Copy out all the entries word for word.

Items listed in a dataset
####################

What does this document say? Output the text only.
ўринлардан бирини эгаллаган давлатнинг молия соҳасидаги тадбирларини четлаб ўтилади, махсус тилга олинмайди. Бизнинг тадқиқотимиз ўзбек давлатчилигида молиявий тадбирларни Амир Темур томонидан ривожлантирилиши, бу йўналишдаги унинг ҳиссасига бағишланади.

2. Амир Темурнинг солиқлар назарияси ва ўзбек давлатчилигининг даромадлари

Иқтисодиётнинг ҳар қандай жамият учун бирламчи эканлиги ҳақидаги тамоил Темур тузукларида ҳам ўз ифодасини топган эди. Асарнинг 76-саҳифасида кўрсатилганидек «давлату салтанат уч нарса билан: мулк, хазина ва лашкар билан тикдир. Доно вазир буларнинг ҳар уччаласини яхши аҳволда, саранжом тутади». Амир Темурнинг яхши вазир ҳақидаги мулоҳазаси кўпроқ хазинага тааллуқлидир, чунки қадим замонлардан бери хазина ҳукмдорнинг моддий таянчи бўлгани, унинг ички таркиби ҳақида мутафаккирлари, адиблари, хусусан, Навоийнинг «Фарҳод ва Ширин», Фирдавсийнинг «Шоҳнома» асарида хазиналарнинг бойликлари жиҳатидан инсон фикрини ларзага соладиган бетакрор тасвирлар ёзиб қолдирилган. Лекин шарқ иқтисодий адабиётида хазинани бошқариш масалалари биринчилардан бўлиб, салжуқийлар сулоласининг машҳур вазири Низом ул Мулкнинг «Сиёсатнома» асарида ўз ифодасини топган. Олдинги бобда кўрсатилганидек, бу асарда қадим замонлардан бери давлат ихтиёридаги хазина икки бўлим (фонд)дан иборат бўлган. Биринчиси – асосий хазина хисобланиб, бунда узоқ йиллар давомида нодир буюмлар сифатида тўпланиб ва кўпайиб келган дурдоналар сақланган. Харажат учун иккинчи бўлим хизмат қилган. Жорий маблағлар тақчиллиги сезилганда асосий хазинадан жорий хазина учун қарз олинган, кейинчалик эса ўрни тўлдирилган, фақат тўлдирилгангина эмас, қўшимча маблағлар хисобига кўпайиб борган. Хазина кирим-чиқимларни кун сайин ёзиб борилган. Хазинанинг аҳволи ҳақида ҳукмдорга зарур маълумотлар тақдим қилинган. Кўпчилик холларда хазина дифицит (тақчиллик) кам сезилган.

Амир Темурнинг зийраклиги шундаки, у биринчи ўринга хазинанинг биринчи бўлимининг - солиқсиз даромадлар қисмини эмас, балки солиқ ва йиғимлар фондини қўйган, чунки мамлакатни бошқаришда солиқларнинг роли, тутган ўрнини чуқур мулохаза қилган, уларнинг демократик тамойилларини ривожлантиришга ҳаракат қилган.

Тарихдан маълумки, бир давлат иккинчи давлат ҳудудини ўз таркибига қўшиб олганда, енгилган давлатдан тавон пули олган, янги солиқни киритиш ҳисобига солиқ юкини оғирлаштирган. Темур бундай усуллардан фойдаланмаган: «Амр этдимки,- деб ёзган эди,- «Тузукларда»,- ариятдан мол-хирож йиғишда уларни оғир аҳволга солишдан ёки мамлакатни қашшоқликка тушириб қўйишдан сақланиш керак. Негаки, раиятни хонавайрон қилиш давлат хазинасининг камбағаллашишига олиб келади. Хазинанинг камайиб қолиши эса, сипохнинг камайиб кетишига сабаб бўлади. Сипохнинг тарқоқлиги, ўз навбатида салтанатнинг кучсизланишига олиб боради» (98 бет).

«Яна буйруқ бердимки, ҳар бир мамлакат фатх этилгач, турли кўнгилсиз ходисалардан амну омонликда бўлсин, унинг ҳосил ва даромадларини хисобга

####################

Output of the task
What does this document say? Output the text only.
ўринлардан бирини эгаллаган давлатнинг молия соҳасидаги тадбирларини четлаб ўтилади, махсус тилга олинмайди. Бизнинг тадқиқотимиз ўзбек давлатчилигида молиявий тадбирларни Амир Темур томонидан ривожлантирилиши, бу йўналишдаги унинг ҳиссасига бағишланади.

2. Амир Темурнинг солиқлар назарияси ва ўзбек давлатчилигининг даромадлари

Иқтисодиётнинг ҳар қандай жамият учун бирламчи эканлиги ҳақидаги тамоил Темур тузукларида ҳам ўз ифодасини топган эди. Асарнинг 76-саҳифасида кўрсатилганидек «давлату салтанат уч нарса билан: мулк, хазина ва лашкар билан тикдир. Доно вазир буларнинг ҳар уччаласини яхши аҳволда, саранжом тутади». Амир Темурнинг яхши вазир ҳақидаги мулоҳазаси кўпроқ хазинага тааллуқлидир, чунки қадим замонлардан бери хазина ҳукмдорнинг моддий таянчи бўлгани, унинг ички таркиби ҳақида мутафаккирлари, адиблари, хусусан, Навоийнинг «Фарҳод ва Ширин», Фирдавсийнинг «Шоҳнома» асарида хазиналарнинг бойликлари жиҳатидан инсон фикрини ларзага соладиган бетакрор тасвирлар ёзиб қолдирилган. Лекин шарқ иқтисодий адабиётида хазинани бошқариш масалалари биринчилардан бўлиб, салжуқийлар сулоласининг машҳур вазири Низом ул Мулкнинг «Сиёсатнома» асарида ўз ифодасини топган. Олдинги бобда кўрсатилганидек, бу асарда қадим замонлардан бери давлат ихтиёридаги хазина икки бўлим (фонд)дан иборат бўлган. Биринчиси – асосий хазина хисобланиб, бунда узоқ йиллар давомида нодир буюмлар сифатида тўпланиб ва кўпайиб келган дурдоналар сақланган. Харажат учун иккинчи бўлим хизмат қилган. Жорий маблағлар тақчиллиги сезилганда асосий хазинадан жорий хазина учун қарз олинган, кейинчалик эса ўрни тўлдирилган, фақат тўлдирилгангина эмас, қўшимча маблағлар хисобига кўпайиб борган. Хазина кирим-чиқимларни кун сайин ёзиб борилган. Хазинанинг аҳволи ҳақида ҳукмдорга зарур маълумотлар тақдим қилинган. Кўпчилик холларда хазина дифицит (тақчиллик) кам сезилган.

Амир Темурнинг зийраклиги шундаки, у биринчи ўринга хазинанинг биринчи бўлимининг - солиқсиз даромадлар қисмини эмас, балки солиқ ва йиғимлар фондини қўйган, чунки мамлакатни бошқаришда солиқларнинг роли, тутган ўрнини чуқур мулохаза қилган, уларнинг демократик тамойилларини ривожлантиришга ҳаракат қилган.

Тарихдан маълумки, бир давлат иккинчи давлат ҳудудини ўз таркибига қўшиб олганда, енгилган давлатдан тавон пули олган, янги солиқни киритиш ҳисобига солиқ юкини оғирлаштирган. Темур бундай усуллардан фойдаланмаган: «Амр этдимки,- деб ёзган эди,- «Тузукларда»,- ариятдан мол-хирож йиғишда уларни оғир аҳволга солишдан ёки мамлакатни қашшоқликка тушириб қўйишдан сақланиш керак. Негаки, раиятни хонавайрон қилиш давлат хазинасининг камбағаллашишига олиб келади. Хазинанинг камайиб қолиши эса, сипохнинг камайиб кетишига сабаб бўлади. Сипохнинг тарқоқлиги, ўз навбатида салтанатнинг кучсизланишига олиб боради» (98 бет).

«Яна буйруқ бердимки, ҳар бир мамлакат фатх этилгач, турли кўнгилсиз ходисалардан амну омонликда бўлсин, унинг ҳосил ва даромадларини хисобга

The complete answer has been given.